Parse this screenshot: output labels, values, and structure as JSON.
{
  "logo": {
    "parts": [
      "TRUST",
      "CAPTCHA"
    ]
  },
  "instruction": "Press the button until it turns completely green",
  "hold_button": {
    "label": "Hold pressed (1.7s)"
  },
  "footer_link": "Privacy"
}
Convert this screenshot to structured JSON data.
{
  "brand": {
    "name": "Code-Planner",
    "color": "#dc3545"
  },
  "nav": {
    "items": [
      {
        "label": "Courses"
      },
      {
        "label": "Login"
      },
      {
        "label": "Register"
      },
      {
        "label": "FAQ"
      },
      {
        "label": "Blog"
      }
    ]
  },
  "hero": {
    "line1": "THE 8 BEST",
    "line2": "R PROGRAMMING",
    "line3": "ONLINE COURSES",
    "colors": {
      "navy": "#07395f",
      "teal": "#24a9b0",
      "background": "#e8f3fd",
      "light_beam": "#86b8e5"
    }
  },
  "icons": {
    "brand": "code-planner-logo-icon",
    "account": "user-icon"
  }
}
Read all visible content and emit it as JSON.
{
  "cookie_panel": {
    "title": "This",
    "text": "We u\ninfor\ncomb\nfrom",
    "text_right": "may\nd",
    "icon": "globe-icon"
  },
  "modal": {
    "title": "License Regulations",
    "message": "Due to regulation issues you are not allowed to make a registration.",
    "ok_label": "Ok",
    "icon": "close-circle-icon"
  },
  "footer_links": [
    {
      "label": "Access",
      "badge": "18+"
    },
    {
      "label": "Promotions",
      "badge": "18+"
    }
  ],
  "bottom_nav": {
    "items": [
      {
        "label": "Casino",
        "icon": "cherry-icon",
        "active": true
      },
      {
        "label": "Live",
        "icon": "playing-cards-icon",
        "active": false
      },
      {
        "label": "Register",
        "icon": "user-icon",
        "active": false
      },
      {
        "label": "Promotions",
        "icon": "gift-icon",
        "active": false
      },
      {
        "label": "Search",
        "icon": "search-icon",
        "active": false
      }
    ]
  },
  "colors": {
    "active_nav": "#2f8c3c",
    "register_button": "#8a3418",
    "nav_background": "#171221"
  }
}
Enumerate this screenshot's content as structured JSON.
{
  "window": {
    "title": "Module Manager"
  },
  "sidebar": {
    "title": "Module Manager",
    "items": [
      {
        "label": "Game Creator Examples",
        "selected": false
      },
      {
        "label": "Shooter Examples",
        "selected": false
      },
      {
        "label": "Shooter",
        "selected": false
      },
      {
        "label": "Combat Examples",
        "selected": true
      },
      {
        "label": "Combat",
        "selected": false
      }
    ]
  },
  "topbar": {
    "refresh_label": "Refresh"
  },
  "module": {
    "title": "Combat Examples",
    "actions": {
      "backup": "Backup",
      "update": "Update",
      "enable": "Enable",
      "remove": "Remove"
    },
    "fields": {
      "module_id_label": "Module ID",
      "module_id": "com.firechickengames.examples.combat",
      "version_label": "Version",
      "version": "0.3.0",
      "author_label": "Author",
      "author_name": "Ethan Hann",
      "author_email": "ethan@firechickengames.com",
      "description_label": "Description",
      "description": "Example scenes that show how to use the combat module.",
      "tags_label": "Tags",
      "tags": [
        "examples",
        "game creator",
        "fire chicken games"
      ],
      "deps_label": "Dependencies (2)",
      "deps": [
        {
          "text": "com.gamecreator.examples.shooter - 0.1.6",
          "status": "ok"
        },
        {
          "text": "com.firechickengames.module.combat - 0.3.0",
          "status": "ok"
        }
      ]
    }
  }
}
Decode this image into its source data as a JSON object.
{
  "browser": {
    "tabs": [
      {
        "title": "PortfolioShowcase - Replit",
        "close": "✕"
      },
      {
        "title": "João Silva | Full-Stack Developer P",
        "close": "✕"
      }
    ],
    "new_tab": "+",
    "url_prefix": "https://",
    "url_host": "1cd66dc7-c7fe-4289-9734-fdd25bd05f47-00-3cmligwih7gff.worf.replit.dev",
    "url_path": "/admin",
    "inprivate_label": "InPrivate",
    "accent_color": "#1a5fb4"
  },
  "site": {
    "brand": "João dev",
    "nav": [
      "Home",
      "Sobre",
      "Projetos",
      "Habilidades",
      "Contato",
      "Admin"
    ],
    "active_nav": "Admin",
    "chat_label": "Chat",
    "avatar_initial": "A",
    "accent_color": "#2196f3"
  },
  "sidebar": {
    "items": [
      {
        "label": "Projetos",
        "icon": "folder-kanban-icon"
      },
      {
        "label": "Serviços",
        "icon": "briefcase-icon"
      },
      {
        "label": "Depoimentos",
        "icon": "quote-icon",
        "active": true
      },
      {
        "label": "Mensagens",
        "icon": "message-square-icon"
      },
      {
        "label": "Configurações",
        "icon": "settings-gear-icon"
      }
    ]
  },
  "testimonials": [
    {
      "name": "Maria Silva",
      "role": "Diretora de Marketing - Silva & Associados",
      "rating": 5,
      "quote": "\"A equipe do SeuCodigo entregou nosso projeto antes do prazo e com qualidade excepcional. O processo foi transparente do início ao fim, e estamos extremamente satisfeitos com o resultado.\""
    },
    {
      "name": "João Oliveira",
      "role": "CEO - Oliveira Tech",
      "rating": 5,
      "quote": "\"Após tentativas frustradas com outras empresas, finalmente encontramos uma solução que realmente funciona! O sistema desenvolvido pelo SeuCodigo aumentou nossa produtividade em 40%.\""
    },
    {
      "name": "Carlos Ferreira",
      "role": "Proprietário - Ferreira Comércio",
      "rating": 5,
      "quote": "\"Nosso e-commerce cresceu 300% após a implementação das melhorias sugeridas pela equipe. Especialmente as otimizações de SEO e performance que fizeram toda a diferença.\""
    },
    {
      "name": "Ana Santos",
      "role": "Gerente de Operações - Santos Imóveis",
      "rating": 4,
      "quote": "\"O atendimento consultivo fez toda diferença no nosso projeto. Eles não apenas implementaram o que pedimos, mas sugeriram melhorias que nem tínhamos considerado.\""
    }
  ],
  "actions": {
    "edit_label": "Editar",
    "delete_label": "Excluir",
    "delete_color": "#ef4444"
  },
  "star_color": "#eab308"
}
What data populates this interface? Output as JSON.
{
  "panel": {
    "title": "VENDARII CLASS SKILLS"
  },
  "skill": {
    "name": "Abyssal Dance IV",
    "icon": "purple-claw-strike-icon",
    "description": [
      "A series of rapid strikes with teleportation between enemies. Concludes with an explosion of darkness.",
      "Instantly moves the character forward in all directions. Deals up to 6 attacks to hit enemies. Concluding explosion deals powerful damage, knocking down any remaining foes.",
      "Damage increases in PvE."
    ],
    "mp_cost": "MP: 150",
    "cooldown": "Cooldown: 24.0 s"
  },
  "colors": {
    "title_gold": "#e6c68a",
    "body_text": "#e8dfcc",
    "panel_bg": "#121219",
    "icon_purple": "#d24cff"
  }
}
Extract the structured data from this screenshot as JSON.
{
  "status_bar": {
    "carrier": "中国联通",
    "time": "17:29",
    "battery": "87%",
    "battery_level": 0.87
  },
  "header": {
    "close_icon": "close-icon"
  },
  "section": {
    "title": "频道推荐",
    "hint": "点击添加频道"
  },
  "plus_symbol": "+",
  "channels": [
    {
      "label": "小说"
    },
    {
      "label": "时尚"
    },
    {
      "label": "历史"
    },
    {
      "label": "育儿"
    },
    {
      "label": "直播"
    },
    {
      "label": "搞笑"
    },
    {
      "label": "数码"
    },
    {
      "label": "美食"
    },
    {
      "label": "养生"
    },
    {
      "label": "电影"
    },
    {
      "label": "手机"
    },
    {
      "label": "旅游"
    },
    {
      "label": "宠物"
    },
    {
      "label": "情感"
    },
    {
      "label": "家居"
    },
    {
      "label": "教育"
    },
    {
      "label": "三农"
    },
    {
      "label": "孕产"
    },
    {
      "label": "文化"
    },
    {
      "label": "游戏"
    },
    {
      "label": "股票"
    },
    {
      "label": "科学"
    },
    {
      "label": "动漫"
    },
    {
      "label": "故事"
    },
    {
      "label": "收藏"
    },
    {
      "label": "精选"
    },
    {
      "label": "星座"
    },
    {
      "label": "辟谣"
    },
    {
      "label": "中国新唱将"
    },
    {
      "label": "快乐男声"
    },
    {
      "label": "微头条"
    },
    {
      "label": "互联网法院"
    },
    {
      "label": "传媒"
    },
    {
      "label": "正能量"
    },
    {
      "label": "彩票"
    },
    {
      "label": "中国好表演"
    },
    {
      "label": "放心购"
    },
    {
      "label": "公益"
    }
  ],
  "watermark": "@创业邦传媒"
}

* * * * * * *

**THE REQUEST**. Read the entries and pick out all lines that include the word "data".

**TASK ANSWER**.
Convert this screenshot to structured JSON data.
Decode this image into its source data as a JSON object.
What data populates this interface? Output as JSON.
Extract the structured data from this screenshot as JSON.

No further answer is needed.